• **Task details**
Your task is to output all the records below, word for word.

• **Record extracts**
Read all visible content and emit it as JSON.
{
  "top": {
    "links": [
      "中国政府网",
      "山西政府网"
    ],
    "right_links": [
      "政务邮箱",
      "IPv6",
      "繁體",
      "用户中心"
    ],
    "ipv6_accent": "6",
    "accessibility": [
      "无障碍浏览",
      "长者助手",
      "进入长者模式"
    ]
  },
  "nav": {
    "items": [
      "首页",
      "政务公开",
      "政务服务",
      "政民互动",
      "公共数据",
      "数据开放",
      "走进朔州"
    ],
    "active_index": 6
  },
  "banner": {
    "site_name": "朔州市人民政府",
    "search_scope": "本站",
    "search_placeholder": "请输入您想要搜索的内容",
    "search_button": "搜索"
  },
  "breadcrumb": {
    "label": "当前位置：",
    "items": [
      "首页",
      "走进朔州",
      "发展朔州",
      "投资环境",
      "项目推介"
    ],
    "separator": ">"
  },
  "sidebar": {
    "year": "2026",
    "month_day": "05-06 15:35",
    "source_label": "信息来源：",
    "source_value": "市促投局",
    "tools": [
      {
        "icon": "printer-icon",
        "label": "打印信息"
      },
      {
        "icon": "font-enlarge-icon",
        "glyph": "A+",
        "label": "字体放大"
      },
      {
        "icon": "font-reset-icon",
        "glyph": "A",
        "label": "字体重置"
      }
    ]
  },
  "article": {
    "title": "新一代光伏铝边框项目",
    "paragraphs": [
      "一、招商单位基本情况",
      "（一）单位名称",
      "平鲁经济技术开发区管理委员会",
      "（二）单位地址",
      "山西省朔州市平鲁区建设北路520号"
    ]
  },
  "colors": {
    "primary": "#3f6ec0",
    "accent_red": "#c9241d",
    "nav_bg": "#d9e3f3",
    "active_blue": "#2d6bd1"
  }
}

• **Solution to the exercise**
Read all visible content and emit it as JSON.
{
  "top": {
    "links": [
      "中国政府网",
      "山西政府网"
    ],
    "right_links": [
      "政务邮箱",
      "IPv6",
      "繁體",
      "用户中心"
    ],
    "ipv6_accent": "6",
    "accessibility": [
      "无障碍浏览",
      "长者助手",
      "进入长者模式"
    ]
  },
  "nav": {
    "items": [
      "首页",
      "政务公开",
      "政务服务",
      "政民互动",
      "公共数据",
      "数据开放",
      "走进朔州"
    ],
    "active_index": 6
  },
  "banner": {
    "site_name": "朔州市人民政府",
    "search_scope": "本站",
    "search_placeholder": "请输入您想要搜索的内容",
    "search_button": "搜索"
  },
  "breadcrumb": {
    "label": "当前位置：",
    "items": [
      "首页",
      "走进朔州",
      "发展朔州",
      "投资环境",
      "项目推介"
    ],
    "separator": ">"
  },
  "sidebar": {
    "year": "2026",
    "month_day": "05-06 15:35",
    "source_label": "信息来源：",
    "source_value": "市促投局",
    "tools": [
      {
        "icon": "printer-icon",
        "label": "打印信息"
      },
      {
        "icon": "font-enlarge-icon",
        "glyph": "A+",
        "label": "字体放大"
      },
      {
        "icon": "font-reset-icon",
        "glyph": "A",
        "label": "字体重置"
      }
    ]
  },
  "article": {
    "title": "新一代光伏铝边框项目",
    "paragraphs": [
      "一、招商单位基本情况",
      "（一）单位名称",
      "平鲁经济技术开发区管理委员会",
      "（二）单位地址",
      "山西省朔州市平鲁区建设北路520号"
    ]
  },
  "colors": {
    "primary": "#3f6ec0",
    "accent_red": "#c9241d",
    "nav_bg": "#d9e3f3",
    "active_blue": "#2d6bd1"
  }
}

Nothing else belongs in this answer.